- _Ne isteniyor_: Tarık İslam'ı anlatan yazıyı hiçbir kelimesine dokunmadan baştan sona aynen yaz.

- _Alıntı metin_:

____

Bangladeşli genç bir akademisyen idi Tarık İslam.
Doktora için gelmişti Türkiye’ye. Daha sonra rahmet-i Rahman’a kavuşan Sabri Orman hocamızı –ağabeyimizi bir ziyaretimde, onun yanında tanışmıştık ve dost olduk Tarık ile.
Vefat haberini okur okumaz, aklıma onun başlığa taşıdığım sözü geldi: “Hocam, bunlar Ahiret Gününe inanmıyorlar mı?”
Zaman zaman üniversitede yaşadığı sorunları ve maruz kaldığı haksızlıkları anlatırdı. Aslında İngiltere’de okumaya hak kazanmıştı. Fakat o, “İslam Ülkesi” diye Türkiye’de okumayı tercih etmişti. Bu düşüncelerle Türkiye’ye gelmiş bir insanın dindaşlarından gördüğü haksızlıklar karşısında nasıl bir hayal kırıklığı yaşadığını tahmin edebilirsiniz.
Maruz kaldığı haksızlıklar nedeniyle not ortalaması düşünce, bursunu da kesmişlerdi
Bir gün beni arayıp, adını söylediği resmi kurumun burs verdiğini ve nasıl başvuracağını sormuştu. Ben de kendisini o kurumda çalışan bir tanıdığa yönlendirmiştim. Sağ olsun, yardımcı olmuş ve başvurusunu sağlamıştı. Tarık, sınavı en yüksek puanla verenlerden biri olduğu için, burs beklerken, mülakatta elenmişti. Garibanım mülakatın ne anlama geldiğini henüz bilmediği için, yetkilileri arayıp, nedenini sormuş. Sorusuna cevap alamayınca, işin peşini bırakmak yerine aradıkça aramış... Bakmışlar ki, Tarık’tan kurtulamayacaklar, gerçeği doğrudan kendisine söylemek yerine, benim üzerimden anlatmayı tercih etmişler.

____

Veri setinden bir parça
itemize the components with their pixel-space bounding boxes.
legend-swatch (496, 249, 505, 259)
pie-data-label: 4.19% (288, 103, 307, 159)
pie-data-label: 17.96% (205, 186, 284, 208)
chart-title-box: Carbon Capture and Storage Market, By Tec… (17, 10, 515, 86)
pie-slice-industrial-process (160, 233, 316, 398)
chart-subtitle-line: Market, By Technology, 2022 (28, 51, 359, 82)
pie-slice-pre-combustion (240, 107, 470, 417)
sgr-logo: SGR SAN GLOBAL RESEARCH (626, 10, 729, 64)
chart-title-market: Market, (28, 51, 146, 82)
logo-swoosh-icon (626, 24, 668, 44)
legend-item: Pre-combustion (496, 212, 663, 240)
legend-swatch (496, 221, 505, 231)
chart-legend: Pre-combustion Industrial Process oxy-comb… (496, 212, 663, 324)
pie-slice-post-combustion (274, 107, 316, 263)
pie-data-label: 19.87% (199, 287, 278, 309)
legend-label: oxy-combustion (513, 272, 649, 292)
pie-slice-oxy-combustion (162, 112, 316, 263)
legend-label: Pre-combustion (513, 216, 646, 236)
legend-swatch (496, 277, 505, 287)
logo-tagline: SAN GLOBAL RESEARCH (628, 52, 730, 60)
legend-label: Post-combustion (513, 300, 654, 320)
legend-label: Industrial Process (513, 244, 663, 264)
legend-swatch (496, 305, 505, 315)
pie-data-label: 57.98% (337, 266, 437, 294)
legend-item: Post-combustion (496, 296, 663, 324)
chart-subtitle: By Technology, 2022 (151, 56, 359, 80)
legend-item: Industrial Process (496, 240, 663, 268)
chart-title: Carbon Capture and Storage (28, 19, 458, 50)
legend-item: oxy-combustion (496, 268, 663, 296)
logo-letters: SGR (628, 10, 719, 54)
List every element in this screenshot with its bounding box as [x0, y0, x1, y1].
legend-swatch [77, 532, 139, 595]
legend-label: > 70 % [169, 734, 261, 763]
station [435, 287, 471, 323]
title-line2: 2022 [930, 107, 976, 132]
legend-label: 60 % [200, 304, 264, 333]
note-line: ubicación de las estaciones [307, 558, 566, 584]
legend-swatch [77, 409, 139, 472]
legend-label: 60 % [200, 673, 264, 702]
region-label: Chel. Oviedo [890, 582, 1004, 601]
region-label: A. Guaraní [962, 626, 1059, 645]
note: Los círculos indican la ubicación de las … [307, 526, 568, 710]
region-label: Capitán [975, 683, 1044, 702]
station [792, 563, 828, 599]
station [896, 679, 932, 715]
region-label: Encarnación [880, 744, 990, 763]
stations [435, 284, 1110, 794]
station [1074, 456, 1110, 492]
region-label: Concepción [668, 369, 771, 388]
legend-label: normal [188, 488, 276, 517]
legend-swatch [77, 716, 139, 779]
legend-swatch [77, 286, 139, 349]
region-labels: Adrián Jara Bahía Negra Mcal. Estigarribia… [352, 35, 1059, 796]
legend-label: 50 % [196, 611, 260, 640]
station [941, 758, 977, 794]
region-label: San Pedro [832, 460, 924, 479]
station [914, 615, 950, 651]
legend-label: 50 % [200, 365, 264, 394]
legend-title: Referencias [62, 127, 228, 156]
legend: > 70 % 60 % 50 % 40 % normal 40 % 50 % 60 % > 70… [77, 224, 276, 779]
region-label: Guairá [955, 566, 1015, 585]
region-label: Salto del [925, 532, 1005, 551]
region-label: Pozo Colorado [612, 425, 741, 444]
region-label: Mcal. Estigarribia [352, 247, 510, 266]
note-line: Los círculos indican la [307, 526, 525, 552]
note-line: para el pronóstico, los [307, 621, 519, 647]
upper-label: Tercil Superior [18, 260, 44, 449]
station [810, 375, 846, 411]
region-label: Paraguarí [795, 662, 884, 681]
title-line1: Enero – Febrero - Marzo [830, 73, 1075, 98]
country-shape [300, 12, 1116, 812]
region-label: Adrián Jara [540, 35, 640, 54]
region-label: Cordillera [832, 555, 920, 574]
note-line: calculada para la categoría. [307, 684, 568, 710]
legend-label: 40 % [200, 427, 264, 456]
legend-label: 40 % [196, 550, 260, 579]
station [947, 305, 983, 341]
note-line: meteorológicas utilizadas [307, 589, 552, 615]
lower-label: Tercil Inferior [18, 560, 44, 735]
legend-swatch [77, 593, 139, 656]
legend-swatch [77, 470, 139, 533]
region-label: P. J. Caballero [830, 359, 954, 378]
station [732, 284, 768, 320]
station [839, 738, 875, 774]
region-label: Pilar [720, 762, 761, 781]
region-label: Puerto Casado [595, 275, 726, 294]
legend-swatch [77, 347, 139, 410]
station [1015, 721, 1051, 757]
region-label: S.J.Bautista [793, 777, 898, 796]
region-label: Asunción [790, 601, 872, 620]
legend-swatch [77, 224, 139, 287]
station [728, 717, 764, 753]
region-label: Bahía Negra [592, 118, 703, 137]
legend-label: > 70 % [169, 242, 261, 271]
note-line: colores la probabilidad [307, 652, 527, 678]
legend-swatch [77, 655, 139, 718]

____

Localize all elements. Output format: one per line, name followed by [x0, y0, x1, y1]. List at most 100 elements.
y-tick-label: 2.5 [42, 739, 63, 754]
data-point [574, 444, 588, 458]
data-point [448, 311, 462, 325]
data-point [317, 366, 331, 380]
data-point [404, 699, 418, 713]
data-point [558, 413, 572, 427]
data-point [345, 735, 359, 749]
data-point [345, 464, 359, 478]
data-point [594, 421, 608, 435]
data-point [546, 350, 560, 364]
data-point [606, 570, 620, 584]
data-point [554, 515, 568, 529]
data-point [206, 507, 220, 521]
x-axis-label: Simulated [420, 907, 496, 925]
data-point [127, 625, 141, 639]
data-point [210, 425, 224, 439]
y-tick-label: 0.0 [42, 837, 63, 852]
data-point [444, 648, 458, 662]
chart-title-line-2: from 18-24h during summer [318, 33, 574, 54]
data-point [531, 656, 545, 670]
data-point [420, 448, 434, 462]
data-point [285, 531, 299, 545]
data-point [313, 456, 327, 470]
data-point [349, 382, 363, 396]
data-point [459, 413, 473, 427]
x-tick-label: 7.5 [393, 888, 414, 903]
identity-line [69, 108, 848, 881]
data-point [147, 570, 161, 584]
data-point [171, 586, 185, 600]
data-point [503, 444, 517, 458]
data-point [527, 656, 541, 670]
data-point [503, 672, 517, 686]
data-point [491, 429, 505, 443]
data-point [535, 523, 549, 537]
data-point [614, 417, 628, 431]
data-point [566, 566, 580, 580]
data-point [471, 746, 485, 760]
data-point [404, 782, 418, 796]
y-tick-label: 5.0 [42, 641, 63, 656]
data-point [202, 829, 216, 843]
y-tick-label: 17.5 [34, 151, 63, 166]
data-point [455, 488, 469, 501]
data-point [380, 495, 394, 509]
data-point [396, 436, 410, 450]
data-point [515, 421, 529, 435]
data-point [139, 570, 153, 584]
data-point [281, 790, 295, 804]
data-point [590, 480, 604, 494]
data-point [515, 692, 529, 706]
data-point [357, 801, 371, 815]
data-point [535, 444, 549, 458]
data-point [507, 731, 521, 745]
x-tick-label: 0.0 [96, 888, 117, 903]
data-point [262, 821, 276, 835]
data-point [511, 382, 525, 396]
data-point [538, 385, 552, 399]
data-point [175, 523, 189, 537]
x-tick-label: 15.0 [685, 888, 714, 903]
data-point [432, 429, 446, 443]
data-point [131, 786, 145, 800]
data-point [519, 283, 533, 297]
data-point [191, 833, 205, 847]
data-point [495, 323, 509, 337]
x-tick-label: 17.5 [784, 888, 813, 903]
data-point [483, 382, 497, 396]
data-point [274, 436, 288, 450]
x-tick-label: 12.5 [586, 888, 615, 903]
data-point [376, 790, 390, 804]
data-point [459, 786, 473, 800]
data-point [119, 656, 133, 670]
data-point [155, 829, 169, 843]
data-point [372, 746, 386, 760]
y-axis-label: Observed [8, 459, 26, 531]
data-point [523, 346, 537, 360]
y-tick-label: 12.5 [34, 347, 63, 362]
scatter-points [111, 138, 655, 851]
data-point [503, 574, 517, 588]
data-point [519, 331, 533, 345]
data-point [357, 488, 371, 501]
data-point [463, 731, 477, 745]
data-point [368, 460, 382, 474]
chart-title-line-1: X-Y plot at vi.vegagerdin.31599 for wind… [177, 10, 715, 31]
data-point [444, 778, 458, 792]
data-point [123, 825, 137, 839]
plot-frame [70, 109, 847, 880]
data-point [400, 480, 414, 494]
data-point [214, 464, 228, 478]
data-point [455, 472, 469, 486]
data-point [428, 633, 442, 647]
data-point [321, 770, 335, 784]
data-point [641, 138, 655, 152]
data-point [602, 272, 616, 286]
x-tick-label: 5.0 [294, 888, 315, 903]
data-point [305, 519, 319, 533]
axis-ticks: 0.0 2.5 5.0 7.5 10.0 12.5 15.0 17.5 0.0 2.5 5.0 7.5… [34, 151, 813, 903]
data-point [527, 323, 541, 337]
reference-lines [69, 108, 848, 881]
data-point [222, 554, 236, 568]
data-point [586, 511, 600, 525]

____

- _Tam cevap_:
Bangladeşli genç bir akademisyen idi Tarık İslam.
Doktora için gelmişti Türkiye’ye. Daha sonra rahmet-i Rahman’a kavuşan Sabri Orman hocamızı –ağabeyimizi bir ziyaretimde, onun yanında tanışmıştık ve dost olduk Tarık ile.
Vefat haberini okur okumaz, aklıma onun başlığa taşıdığım sözü geldi: “Hocam, bunlar Ahiret Gününe inanmıyorlar mı?”
Zaman zaman üniversitede yaşadığı sorunları ve maruz kaldığı haksızlıkları anlatırdı. Aslında İngiltere’de okumaya hak kazanmıştı. Fakat o, “İslam Ülkesi” diye Türkiye’de okumayı tercih etmişti. Bu düşüncelerle Türkiye’ye gelmiş bir insanın dindaşlarından gördüğü haksızlıklar karşısında nasıl bir hayal kırıklığı yaşadığını tahmin edebilirsiniz.
Maruz kaldığı haksızlıklar nedeniyle not ortalaması düşünce, bursunu da kesmişlerdi
Bir gün beni arayıp, adını söylediği resmi kurumun burs verdiğini ve nasıl başvuracağını sormuştu. Ben de kendisini o kurumda çalışan bir tanıdığa yönlendirmiştim. Sağ olsun, yardımcı olmuş ve başvurusunu sağlamıştı. Tarık, sınavı en yüksek puanla verenlerden biri olduğu için, burs beklerken, mülakatta elenmişti. Garibanım mülakatın ne anlama geldiğini henüz bilmediği için, yetkilileri arayıp, nedenini sormuş. Sorusuna cevap alamayınca, işin peşini bırakmak yerine aradıkça aramış... Bakmışlar ki, Tarık’tan kurtulamayacaklar, gerçeği doğrudan kendisine söylemek yerine, benim üzerimden anlatmayı tercih etmişler.